Set task:
Set each entry down verbatim, omitting images.
::: Data provided
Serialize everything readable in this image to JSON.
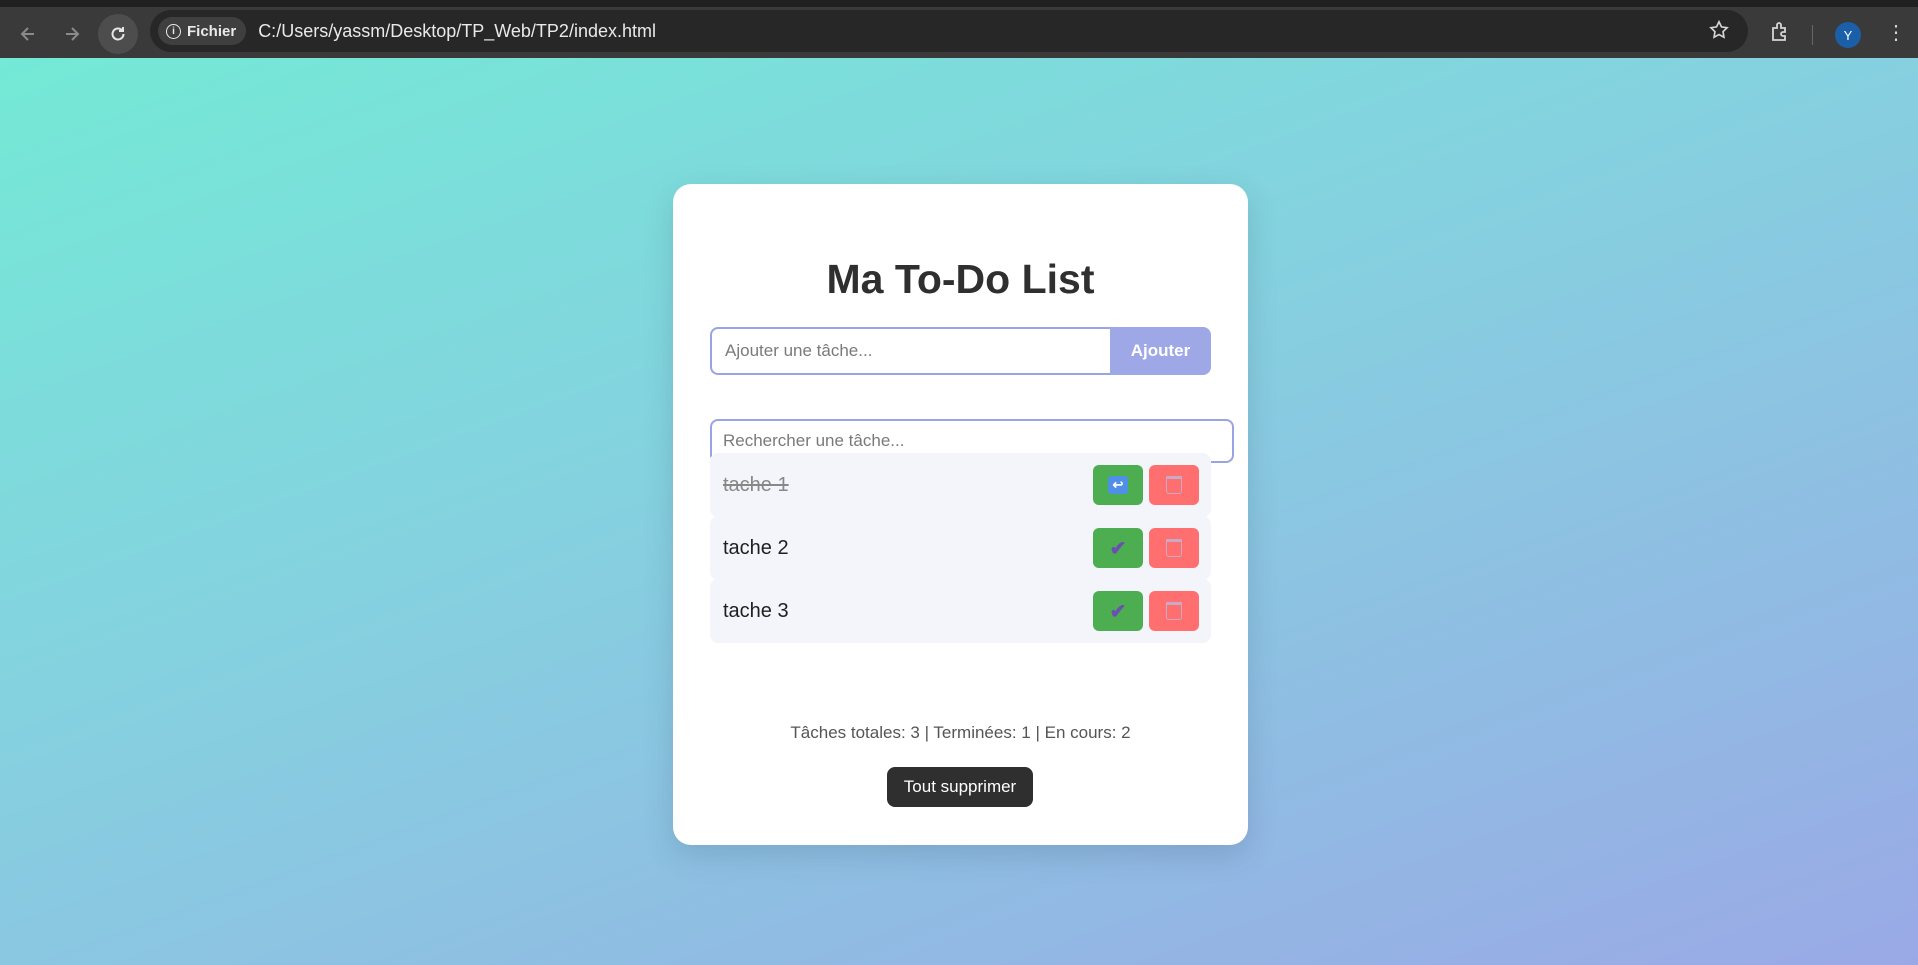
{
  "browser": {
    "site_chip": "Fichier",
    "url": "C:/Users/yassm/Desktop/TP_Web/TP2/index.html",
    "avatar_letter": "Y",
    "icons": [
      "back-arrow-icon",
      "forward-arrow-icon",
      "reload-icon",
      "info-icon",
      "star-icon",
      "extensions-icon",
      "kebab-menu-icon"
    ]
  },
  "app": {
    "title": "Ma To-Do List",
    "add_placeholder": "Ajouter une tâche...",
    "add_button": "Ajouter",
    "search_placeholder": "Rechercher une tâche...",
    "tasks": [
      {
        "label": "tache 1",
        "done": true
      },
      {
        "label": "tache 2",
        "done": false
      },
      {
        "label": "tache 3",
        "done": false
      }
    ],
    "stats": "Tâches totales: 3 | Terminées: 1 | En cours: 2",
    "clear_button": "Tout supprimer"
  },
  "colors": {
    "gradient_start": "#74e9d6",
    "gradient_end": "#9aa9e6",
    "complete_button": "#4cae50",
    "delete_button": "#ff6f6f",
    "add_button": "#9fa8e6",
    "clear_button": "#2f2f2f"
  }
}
::::::
Final result:
Serialize everything readable in this image to JSON.
{
  "browser": {
    "site_chip": "Fichier",
    "url": "C:/Users/yassm/Desktop/TP_Web/TP2/index.html",
    "avatar_letter": "Y",
    "icons": [
      "back-arrow-icon",
      "forward-arrow-icon",
      "reload-icon",
      "info-icon",
      "star-icon",
      "extensions-icon",
      "kebab-menu-icon"
    ]
  },
  "app": {
    "title": "Ma To-Do List",
    "add_placeholder": "Ajouter une tâche...",
    "add_button": "Ajouter",
    "search_placeholder": "Rechercher une tâche...",
    "tasks": [
      {
        "label": "tache 1",
        "done": true
      },
      {
        "label": "tache 2",
        "done": false
      },
      {
        "label": "tache 3",
        "done": false
      }
    ],
    "stats": "Tâches totales: 3 | Terminées: 1 | En cours: 2",
    "clear_button": "Tout supprimer"
  },
  "colors": {
    "gradient_start": "#74e9d6",
    "gradient_end": "#9aa9e6",
    "complete_button": "#4cae50",
    "delete_button": "#ff6f6f",
    "add_button": "#9fa8e6",
    "clear_button": "#2f2f2f"
  }
}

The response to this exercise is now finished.